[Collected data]
++++
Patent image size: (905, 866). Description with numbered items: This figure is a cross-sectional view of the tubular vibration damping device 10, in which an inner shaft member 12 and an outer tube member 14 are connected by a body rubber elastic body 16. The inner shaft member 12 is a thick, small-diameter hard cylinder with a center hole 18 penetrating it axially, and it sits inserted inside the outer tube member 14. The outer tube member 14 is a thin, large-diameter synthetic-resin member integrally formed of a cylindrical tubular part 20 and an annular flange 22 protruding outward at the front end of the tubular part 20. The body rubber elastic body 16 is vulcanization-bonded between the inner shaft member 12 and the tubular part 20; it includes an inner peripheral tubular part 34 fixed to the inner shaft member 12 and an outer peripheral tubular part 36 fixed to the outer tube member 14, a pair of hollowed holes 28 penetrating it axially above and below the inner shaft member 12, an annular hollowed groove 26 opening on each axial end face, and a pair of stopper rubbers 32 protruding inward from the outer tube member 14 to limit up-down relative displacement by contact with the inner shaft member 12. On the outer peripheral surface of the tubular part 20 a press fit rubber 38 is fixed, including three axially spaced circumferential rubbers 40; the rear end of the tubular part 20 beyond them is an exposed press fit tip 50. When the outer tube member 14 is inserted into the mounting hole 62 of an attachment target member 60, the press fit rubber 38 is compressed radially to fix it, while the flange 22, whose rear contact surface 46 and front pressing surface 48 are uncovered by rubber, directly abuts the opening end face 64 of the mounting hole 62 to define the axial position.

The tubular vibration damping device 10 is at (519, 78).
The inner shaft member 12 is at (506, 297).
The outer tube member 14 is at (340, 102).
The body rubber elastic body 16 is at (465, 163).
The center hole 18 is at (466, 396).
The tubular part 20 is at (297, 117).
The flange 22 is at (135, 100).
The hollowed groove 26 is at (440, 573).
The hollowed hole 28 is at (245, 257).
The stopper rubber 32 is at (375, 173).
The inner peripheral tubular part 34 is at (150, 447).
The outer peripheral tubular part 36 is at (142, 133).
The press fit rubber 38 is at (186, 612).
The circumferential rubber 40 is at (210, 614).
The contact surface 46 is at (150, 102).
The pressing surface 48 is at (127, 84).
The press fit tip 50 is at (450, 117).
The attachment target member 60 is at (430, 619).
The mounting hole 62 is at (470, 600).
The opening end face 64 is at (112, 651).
++++
Task prompt >> Pick out every line in the entries above that contains the string "shaft", matching case exactly.

Solution below >>
Patent image size: (905, 866). Description with numbered items: This figure is a cross-sectional view of the tubular vibration damping device 10, in which an inner shaft member 12 and an outer tube member 14 are connected by a body rubber elastic body 16. The inner shaft member 12 is a thick, small-diameter hard cylinder with a center hole 18 penetrating it axially, and it sits inserted inside the outer tube member 14. The outer tube member 14 is a thin, large-diameter synthetic-resin member integrally formed of a cylindrical tubular part 20 and an annular flange 22 protruding outward at the front end of the tubular part 20. The body rubber elastic body 16 is vulcanization-bonded between the inner shaft member 12 and the tubular part 20; it includes an inner peripheral tubular part 34 fixed to the inner shaft member 12 and an outer peripheral tubular part 36 fixed to the outer tube member 14, a pair of hollowed holes 28 penetrating it axially above and below the inner shaft member 12, an annular hollowed groove 26 opening on each axial end face, and a pair of stopper rubbers 32 protruding inward from the outer tube member 14 to limit up-down relative displacement by contact with the inner shaft member 12. On the outer peripheral surface of the tubular part 20 a press fit rubber 38 is fixed, including three axially spaced circumferential rubbers 40; the rear end of the tubular part 20 beyond them is an exposed press fit tip 50. When the outer tube member 14 is inserted into the mounting hole 62 of an attachment target member 60, the press fit rubber 38 is compressed radially to fix it, while the flange 22, whose rear contact surface 46 and front pressing surface 48 are uncovered by rubber, directly abuts the opening end face 64 of the mounting hole 62 to define the axial position.
The inner shaft member 12 is at (506, 297).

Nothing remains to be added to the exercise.